---------- Available records

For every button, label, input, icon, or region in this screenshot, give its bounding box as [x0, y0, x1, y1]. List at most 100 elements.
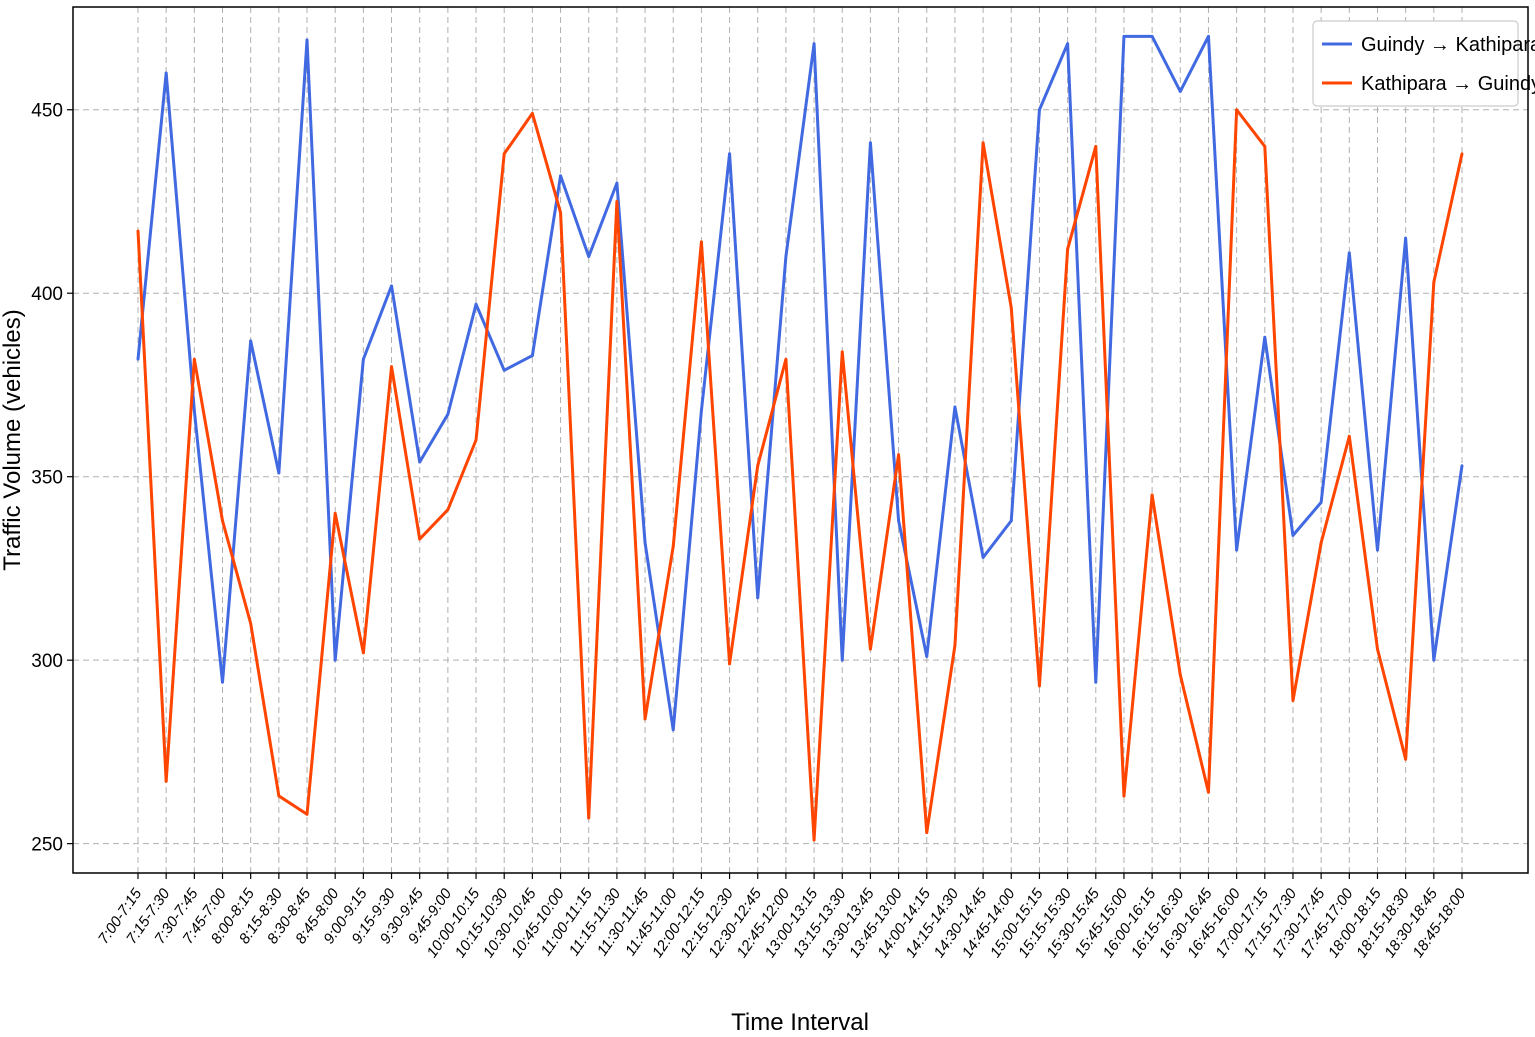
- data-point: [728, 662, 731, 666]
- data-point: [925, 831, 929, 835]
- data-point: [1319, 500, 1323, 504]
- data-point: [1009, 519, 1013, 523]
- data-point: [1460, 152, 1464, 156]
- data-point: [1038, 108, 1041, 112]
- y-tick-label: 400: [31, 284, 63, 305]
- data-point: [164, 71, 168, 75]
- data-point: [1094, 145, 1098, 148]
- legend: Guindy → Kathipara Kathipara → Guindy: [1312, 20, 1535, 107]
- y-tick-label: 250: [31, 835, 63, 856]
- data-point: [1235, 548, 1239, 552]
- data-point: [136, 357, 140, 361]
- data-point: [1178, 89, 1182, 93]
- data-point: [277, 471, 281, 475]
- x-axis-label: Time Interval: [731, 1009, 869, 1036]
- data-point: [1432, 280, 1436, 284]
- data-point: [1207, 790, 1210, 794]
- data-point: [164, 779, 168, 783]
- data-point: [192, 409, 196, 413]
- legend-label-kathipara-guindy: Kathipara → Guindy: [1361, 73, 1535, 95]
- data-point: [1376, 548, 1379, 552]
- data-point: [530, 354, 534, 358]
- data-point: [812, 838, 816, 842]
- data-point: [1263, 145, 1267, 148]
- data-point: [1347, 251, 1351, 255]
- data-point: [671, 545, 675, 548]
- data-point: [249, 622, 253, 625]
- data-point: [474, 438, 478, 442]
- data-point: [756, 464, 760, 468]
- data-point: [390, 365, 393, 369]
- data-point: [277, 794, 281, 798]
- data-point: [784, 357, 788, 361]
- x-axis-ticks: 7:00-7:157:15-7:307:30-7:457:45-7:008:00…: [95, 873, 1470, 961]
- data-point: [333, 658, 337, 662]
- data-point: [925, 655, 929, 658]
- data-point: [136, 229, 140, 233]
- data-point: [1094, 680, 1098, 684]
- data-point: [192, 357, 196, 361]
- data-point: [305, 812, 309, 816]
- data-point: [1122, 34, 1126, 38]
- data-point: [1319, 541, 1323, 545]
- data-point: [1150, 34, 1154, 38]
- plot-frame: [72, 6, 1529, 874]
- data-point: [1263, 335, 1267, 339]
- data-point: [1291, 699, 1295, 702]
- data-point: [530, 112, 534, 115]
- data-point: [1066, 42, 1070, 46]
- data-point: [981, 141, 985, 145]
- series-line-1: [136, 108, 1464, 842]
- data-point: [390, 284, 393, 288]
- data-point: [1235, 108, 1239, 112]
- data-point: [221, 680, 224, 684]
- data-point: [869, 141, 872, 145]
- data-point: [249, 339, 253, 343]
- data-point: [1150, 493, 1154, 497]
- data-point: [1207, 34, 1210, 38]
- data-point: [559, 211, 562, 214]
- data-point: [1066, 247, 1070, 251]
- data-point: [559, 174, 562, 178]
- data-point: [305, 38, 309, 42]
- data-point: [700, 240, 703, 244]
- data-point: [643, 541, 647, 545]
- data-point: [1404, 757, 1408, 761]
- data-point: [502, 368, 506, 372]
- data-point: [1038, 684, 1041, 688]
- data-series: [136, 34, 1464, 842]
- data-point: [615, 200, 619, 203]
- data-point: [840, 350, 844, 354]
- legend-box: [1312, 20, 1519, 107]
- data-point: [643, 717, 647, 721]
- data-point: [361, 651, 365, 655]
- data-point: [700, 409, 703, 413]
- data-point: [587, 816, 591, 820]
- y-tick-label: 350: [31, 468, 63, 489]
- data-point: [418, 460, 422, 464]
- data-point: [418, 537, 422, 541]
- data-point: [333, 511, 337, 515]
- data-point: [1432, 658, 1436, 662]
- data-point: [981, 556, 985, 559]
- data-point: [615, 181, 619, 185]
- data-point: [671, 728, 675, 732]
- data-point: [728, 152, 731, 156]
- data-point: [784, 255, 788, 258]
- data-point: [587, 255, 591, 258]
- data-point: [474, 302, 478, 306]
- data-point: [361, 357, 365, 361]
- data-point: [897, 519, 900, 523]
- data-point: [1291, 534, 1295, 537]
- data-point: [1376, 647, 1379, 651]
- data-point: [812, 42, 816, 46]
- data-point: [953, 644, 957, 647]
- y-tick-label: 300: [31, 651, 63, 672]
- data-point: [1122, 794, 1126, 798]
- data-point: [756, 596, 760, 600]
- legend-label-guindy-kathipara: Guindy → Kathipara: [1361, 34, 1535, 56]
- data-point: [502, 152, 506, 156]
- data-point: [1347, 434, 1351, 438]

--------------------
---------- Available records

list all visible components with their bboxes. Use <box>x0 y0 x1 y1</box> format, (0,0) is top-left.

--------------------

> [Task objective] Show every line of the items above that contains the string "Guindy".

> [Task result]
- legend: Guindy → Kathipara Kathipara → Guindy: [1312, 20, 1535, 107]
- legend-label-kathipara-guindy: Kathipara → Guindy: [1361, 73, 1535, 95]
- legend-label-guindy-kathipara: Guindy → Kathipara: [1361, 34, 1535, 56]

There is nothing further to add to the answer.